*Task statement*
Reproduce the lines below verbatim, in their original order.

Dataset entries
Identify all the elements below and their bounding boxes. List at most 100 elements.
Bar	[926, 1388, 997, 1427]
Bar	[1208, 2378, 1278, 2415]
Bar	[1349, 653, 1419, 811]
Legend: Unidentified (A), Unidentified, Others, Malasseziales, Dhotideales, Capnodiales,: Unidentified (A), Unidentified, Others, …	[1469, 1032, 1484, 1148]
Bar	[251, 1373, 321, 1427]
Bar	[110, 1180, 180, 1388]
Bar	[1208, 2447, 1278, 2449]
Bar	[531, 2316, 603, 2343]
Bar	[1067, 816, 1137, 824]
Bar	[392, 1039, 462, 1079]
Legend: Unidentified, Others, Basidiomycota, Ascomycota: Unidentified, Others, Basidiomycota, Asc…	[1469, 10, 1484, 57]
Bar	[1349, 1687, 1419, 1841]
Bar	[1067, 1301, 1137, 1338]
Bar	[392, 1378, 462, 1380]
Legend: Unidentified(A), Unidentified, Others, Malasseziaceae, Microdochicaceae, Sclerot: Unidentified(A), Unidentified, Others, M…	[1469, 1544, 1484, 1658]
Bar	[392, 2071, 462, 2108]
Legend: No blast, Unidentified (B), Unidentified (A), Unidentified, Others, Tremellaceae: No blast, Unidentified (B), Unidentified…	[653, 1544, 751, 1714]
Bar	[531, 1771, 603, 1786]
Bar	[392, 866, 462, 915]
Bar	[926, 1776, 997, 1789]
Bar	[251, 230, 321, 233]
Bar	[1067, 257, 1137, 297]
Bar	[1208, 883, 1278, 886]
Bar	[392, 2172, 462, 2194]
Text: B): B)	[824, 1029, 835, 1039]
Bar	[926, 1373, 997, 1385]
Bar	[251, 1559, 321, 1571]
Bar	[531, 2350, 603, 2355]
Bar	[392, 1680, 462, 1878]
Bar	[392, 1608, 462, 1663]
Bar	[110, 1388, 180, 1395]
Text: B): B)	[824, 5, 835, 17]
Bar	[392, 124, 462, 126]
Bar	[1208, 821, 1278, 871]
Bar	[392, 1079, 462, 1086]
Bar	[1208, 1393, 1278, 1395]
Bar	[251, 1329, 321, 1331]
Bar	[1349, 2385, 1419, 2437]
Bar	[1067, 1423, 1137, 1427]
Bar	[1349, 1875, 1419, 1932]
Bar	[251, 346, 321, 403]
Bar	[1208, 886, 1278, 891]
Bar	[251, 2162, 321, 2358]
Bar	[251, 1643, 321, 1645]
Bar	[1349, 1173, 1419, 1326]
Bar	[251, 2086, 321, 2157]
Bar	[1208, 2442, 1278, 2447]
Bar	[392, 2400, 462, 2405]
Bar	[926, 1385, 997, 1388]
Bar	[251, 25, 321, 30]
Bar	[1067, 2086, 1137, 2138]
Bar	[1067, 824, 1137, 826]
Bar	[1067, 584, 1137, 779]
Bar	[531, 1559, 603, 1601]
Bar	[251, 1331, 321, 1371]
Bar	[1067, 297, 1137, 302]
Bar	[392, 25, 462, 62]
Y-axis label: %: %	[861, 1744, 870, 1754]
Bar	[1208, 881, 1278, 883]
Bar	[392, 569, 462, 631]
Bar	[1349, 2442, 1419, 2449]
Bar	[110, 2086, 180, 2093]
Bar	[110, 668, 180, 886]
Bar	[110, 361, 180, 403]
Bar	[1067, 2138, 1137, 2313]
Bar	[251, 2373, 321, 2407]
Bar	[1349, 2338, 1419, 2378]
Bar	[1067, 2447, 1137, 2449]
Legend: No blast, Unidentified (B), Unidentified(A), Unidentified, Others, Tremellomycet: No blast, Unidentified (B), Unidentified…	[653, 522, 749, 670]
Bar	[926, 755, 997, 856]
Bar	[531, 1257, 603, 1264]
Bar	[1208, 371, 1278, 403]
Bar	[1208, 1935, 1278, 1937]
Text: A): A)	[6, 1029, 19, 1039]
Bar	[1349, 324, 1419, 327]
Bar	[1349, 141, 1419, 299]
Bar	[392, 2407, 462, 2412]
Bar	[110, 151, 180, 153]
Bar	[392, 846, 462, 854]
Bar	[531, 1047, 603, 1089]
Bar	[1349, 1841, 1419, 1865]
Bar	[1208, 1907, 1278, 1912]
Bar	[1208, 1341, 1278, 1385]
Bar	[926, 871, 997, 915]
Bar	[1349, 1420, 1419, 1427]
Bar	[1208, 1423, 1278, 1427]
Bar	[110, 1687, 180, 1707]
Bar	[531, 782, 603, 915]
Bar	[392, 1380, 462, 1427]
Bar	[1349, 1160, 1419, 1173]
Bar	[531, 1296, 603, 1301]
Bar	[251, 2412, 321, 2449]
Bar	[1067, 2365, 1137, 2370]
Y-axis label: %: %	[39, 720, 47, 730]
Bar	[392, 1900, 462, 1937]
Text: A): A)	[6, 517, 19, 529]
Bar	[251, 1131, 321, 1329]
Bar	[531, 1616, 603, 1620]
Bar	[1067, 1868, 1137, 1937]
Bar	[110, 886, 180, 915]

*Complete output*
Identify all the elements below and their bounding boxes. List at most 100 elements.
Bar	[926, 1388, 997, 1427]
Bar	[1208, 2378, 1278, 2415]
Bar	[1349, 653, 1419, 811]
Legend: Unidentified (A), Unidentified, Others, Malasseziales, Dhotideales, Capnodiales,: Unidentified (A), Unidentified, Others, …	[1469, 1032, 1484, 1148]
Bar	[251, 1373, 321, 1427]
Bar	[110, 1180, 180, 1388]
Bar	[1208, 2447, 1278, 2449]
Bar	[531, 2316, 603, 2343]
Bar	[1067, 816, 1137, 824]
Bar	[392, 1039, 462, 1079]
Legend: Unidentified, Others, Basidiomycota, Ascomycota: Unidentified, Others, Basidiomycota, Asc…	[1469, 10, 1484, 57]
Bar	[1349, 1687, 1419, 1841]
Bar	[1067, 1301, 1137, 1338]
Bar	[392, 1378, 462, 1380]
Legend: Unidentified(A), Unidentified, Others, Malasseziaceae, Microdochicaceae, Sclerot: Unidentified(A), Unidentified, Others, M…	[1469, 1544, 1484, 1658]
Bar	[392, 2071, 462, 2108]
Legend: No blast, Unidentified (B), Unidentified (A), Unidentified, Others, Tremellaceae: No blast, Unidentified (B), Unidentified…	[653, 1544, 751, 1714]
Bar	[531, 1771, 603, 1786]
Bar	[392, 866, 462, 915]
Bar	[926, 1776, 997, 1789]
Bar	[251, 230, 321, 233]
Bar	[1067, 257, 1137, 297]
Bar	[1208, 883, 1278, 886]
Bar	[392, 2172, 462, 2194]
Text: B): B)	[824, 1029, 835, 1039]
Bar	[926, 1373, 997, 1385]
Bar	[251, 1559, 321, 1571]
Bar	[531, 2350, 603, 2355]
Bar	[392, 1680, 462, 1878]
Bar	[392, 1608, 462, 1663]
Bar	[110, 1388, 180, 1395]
Text: B): B)	[824, 5, 835, 17]
Bar	[392, 124, 462, 126]
Bar	[1208, 821, 1278, 871]
Bar	[392, 1079, 462, 1086]
Bar	[1208, 1393, 1278, 1395]
Bar	[251, 1329, 321, 1331]
Bar	[1349, 2385, 1419, 2437]
Bar	[1067, 1423, 1137, 1427]
Bar	[1349, 1875, 1419, 1932]
Bar	[251, 346, 321, 403]
Bar	[1208, 886, 1278, 891]
Bar	[251, 2162, 321, 2358]
Bar	[251, 1643, 321, 1645]
Bar	[1349, 1173, 1419, 1326]
Bar	[251, 2086, 321, 2157]
Bar	[1208, 2442, 1278, 2447]
Bar	[392, 2400, 462, 2405]
Bar	[926, 1385, 997, 1388]
Bar	[251, 25, 321, 30]
Bar	[1067, 2086, 1137, 2138]
Bar	[1067, 824, 1137, 826]
Bar	[1067, 584, 1137, 779]
Bar	[531, 1559, 603, 1601]
Bar	[251, 1331, 321, 1371]
Bar	[1067, 297, 1137, 302]
Bar	[392, 25, 462, 62]
Y-axis label: %: %	[861, 1744, 870, 1754]
Bar	[1208, 881, 1278, 883]
Bar	[392, 569, 462, 631]
Bar	[1349, 2442, 1419, 2449]
Bar	[110, 2086, 180, 2093]
Bar	[110, 668, 180, 886]
Bar	[110, 361, 180, 403]
Bar	[1067, 2138, 1137, 2313]
Bar	[251, 2373, 321, 2407]
Bar	[1349, 2338, 1419, 2378]
Bar	[1067, 2447, 1137, 2449]
Legend: No blast, Unidentified (B), Unidentified(A), Unidentified, Others, Tremellomycet: No blast, Unidentified (B), Unidentified…	[653, 522, 749, 670]
Bar	[926, 755, 997, 856]
Bar	[531, 1257, 603, 1264]
Bar	[1208, 371, 1278, 403]
Bar	[1208, 1935, 1278, 1937]
Text: A): A)	[6, 1029, 19, 1039]
Bar	[1349, 324, 1419, 327]
Bar	[1349, 141, 1419, 299]
Bar	[392, 2407, 462, 2412]
Bar	[110, 151, 180, 153]
Bar	[392, 846, 462, 854]
Bar	[531, 1047, 603, 1089]
Bar	[1349, 1841, 1419, 1865]
Bar	[1208, 1907, 1278, 1912]
Bar	[1208, 1341, 1278, 1385]
Bar	[926, 871, 997, 915]
Bar	[1349, 1420, 1419, 1427]
Bar	[1208, 1423, 1278, 1427]
Bar	[110, 1687, 180, 1707]
Bar	[531, 782, 603, 915]
Bar	[392, 1380, 462, 1427]
Bar	[1349, 1160, 1419, 1173]
Bar	[531, 1296, 603, 1301]
Bar	[251, 2412, 321, 2449]
Bar	[1067, 2365, 1137, 2370]
Y-axis label: %: %	[39, 720, 47, 730]
Bar	[392, 1900, 462, 1937]
Text: A): A)	[6, 517, 19, 529]
Bar	[251, 1131, 321, 1329]
Bar	[531, 1616, 603, 1620]
Bar	[1067, 1868, 1137, 1937]
Bar	[110, 886, 180, 915]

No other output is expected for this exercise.